**Extracted material**
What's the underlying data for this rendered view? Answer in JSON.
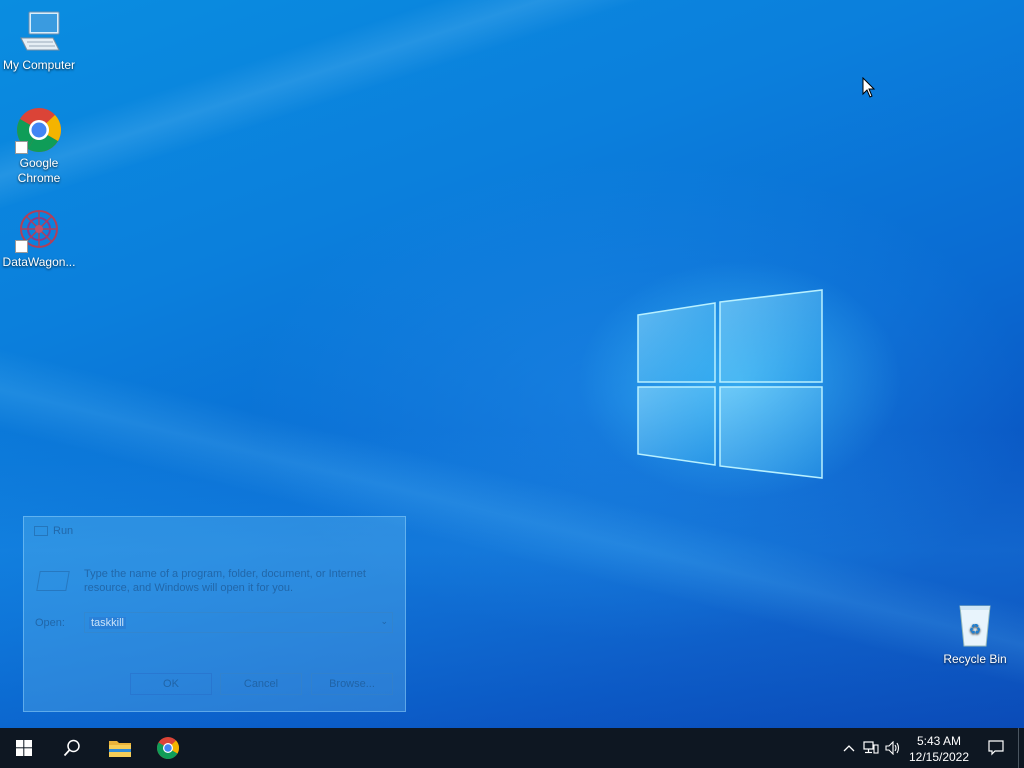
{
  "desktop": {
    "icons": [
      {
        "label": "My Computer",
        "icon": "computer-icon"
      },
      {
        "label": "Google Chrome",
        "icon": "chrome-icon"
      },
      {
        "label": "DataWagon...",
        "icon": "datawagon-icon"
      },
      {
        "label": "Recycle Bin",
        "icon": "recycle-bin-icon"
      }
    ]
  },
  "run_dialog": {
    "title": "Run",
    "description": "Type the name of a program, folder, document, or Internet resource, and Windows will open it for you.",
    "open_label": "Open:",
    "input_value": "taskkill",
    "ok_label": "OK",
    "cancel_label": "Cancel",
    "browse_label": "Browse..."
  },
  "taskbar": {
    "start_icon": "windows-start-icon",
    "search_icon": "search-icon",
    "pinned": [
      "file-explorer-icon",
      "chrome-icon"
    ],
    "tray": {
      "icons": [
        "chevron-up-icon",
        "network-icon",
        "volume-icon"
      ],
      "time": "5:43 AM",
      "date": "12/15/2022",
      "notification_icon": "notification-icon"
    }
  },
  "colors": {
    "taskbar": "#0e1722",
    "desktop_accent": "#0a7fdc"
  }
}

**Written task**
Copy every line of the data word for word, omitting the images.

**Answer to this exercise**
What's the underlying data for this rendered view? Answer in JSON.
{
  "desktop": {
    "icons": [
      {
        "label": "My Computer",
        "icon": "computer-icon"
      },
      {
        "label": "Google Chrome",
        "icon": "chrome-icon"
      },
      {
        "label": "DataWagon...",
        "icon": "datawagon-icon"
      },
      {
        "label": "Recycle Bin",
        "icon": "recycle-bin-icon"
      }
    ]
  },
  "run_dialog": {
    "title": "Run",
    "description": "Type the name of a program, folder, document, or Internet resource, and Windows will open it for you.",
    "open_label": "Open:",
    "input_value": "taskkill",
    "ok_label": "OK",
    "cancel_label": "Cancel",
    "browse_label": "Browse..."
  },
  "taskbar": {
    "start_icon": "windows-start-icon",
    "search_icon": "search-icon",
    "pinned": [
      "file-explorer-icon",
      "chrome-icon"
    ],
    "tray": {
      "icons": [
        "chevron-up-icon",
        "network-icon",
        "volume-icon"
      ],
      "time": "5:43 AM",
      "date": "12/15/2022",
      "notification_icon": "notification-icon"
    }
  },
  "colors": {
    "taskbar": "#0e1722",
    "desktop_accent": "#0a7fdc"
  }
}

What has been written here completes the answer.